* start *

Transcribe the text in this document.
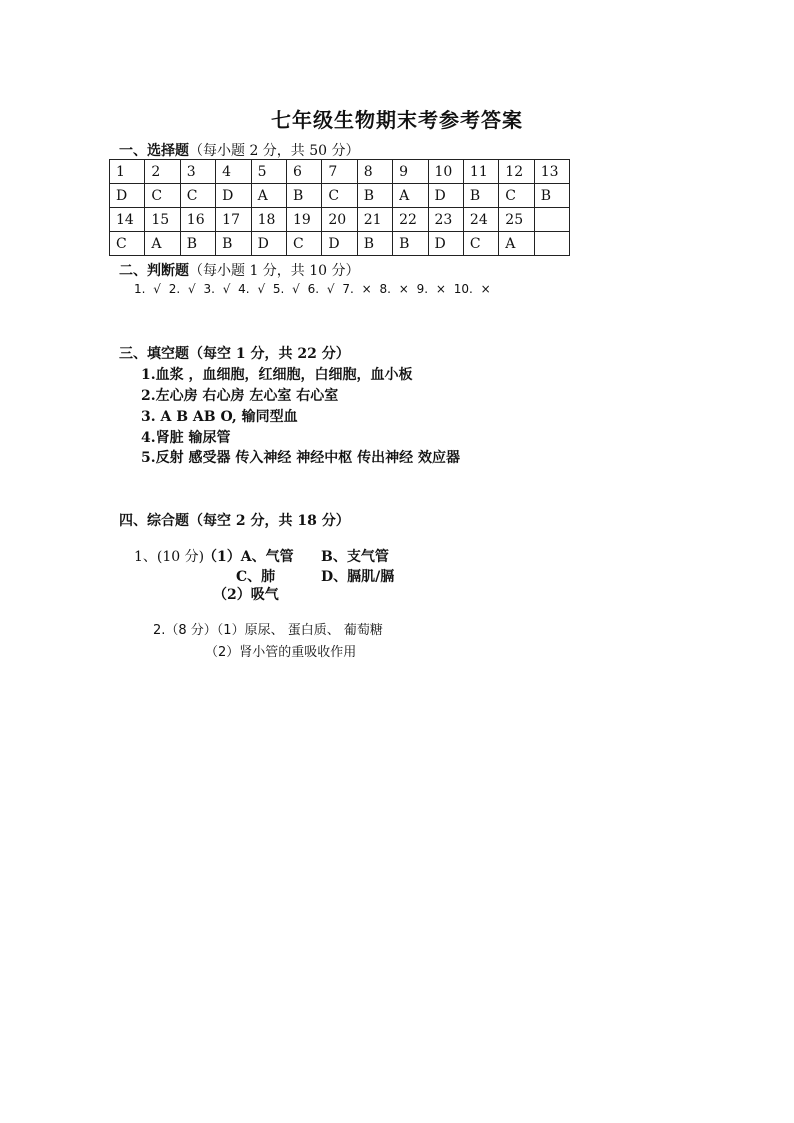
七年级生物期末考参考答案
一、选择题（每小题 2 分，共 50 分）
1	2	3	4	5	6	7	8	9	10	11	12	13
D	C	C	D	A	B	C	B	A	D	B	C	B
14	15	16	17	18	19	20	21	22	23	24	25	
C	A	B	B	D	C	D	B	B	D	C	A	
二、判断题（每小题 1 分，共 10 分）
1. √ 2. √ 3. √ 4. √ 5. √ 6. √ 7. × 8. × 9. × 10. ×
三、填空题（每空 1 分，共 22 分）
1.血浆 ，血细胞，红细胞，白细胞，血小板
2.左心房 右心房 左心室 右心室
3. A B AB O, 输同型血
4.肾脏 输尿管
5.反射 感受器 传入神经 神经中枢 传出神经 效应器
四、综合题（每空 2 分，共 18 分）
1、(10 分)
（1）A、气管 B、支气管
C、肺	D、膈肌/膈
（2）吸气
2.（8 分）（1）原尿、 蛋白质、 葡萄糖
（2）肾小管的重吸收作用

* end *
* start *

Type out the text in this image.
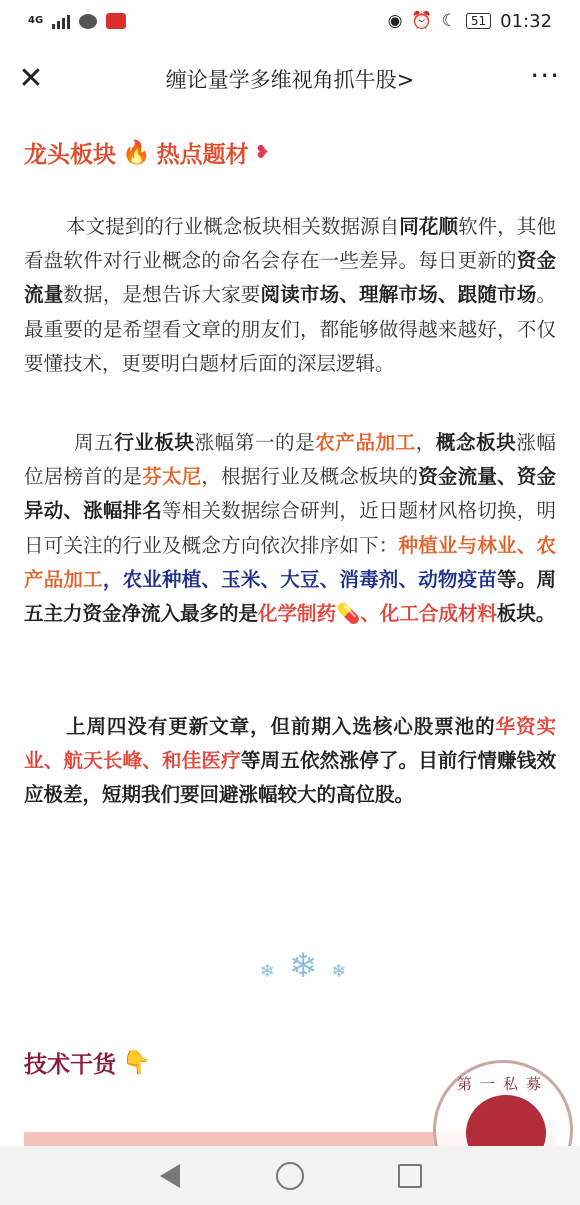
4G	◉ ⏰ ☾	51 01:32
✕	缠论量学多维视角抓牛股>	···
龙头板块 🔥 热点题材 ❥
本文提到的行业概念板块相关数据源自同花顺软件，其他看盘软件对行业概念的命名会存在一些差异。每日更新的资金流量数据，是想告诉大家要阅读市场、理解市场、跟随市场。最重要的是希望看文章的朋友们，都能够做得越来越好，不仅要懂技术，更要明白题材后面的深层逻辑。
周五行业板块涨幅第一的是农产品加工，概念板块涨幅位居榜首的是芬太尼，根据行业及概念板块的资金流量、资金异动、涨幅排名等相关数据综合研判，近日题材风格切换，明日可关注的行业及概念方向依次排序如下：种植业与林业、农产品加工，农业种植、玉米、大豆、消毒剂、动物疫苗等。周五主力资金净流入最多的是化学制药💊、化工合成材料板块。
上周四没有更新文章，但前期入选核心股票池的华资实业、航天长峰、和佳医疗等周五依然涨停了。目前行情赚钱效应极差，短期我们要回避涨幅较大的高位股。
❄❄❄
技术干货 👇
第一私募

* end *

Write out every line of the preceding listing that contains "text".

◆ Answer to the exercise
Transcribe the text in this document.
Type out the text in this image.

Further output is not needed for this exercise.